▶ [Aim]
Pick out every line that holds the string "situaci" and copy it.

▶ [Records for this exercise]
□ □ □ □ □
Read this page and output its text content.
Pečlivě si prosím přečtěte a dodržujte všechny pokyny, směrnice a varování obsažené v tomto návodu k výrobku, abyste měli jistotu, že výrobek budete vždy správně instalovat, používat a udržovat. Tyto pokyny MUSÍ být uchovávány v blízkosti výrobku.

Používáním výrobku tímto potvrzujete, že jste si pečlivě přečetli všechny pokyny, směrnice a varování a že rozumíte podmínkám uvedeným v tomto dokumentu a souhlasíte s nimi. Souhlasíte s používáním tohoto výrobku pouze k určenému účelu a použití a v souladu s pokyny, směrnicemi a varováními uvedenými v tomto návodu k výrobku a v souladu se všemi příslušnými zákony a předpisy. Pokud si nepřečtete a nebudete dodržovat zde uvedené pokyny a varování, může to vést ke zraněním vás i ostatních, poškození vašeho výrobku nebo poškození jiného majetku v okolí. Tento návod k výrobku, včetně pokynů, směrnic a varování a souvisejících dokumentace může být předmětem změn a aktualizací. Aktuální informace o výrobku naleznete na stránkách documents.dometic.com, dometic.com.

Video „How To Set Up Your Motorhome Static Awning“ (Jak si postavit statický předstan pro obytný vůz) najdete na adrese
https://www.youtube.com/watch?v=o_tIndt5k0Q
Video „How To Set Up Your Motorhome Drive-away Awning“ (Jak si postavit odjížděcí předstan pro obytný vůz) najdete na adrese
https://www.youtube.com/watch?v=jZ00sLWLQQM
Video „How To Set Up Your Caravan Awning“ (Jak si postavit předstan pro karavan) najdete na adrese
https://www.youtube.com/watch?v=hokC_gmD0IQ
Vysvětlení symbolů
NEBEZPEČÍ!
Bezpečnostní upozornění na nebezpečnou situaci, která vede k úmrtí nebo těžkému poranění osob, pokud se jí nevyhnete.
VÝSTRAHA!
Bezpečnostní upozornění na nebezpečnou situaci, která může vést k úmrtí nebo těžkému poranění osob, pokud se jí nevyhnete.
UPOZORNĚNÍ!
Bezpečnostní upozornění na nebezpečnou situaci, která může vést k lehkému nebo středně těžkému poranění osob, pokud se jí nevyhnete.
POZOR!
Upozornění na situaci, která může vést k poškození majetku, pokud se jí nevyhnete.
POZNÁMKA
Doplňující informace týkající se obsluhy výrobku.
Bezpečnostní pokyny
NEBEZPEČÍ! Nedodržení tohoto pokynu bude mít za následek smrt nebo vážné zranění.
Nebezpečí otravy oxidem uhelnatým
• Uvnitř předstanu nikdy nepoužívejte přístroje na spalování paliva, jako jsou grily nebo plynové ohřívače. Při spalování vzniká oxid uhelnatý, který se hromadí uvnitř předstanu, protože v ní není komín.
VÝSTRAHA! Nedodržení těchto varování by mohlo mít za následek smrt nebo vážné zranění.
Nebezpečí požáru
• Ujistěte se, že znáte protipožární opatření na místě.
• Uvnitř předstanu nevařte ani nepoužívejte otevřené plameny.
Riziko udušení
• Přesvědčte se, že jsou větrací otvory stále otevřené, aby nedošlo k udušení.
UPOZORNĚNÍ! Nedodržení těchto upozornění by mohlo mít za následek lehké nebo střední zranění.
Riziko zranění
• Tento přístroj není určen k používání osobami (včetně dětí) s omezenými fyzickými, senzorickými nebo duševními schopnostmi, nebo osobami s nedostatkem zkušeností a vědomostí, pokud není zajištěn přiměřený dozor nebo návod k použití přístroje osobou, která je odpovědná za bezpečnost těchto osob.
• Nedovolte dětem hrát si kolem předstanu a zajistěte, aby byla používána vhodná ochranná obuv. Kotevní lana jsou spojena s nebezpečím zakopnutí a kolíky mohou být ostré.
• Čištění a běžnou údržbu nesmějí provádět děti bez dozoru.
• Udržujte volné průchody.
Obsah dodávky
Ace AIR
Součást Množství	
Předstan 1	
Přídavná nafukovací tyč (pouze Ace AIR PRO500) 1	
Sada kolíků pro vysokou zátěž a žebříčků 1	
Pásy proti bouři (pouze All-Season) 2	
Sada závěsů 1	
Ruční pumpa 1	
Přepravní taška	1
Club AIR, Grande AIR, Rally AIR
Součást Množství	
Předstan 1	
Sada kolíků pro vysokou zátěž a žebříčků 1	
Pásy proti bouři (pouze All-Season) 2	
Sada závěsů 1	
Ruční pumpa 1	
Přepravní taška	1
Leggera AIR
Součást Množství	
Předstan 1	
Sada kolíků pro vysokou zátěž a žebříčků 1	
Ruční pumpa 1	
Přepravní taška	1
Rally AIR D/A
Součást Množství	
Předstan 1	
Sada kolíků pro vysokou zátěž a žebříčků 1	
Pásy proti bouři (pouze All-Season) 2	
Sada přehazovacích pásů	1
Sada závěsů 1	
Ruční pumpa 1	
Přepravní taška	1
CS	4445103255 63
□ □ □ □ □
▶ [Result for this task]
Bezpečnostní upozornění na nebezpečnou situaci, která vede k úmrtí nebo těžkému poranění osob, pokud se jí nevyhnete.
Bezpečnostní upozornění na nebezpečnou situaci, která může vést k úmrtí nebo těžkému poranění osob, pokud se jí nevyhnete.
Bezpečnostní upozornění na nebezpečnou situaci, která může vést k lehkému nebo středně těžkému poranění osob, pokud se jí nevyhnete.
Upozornění na situaci, která může vést k poškození majetku, pokud se jí nevyhnete.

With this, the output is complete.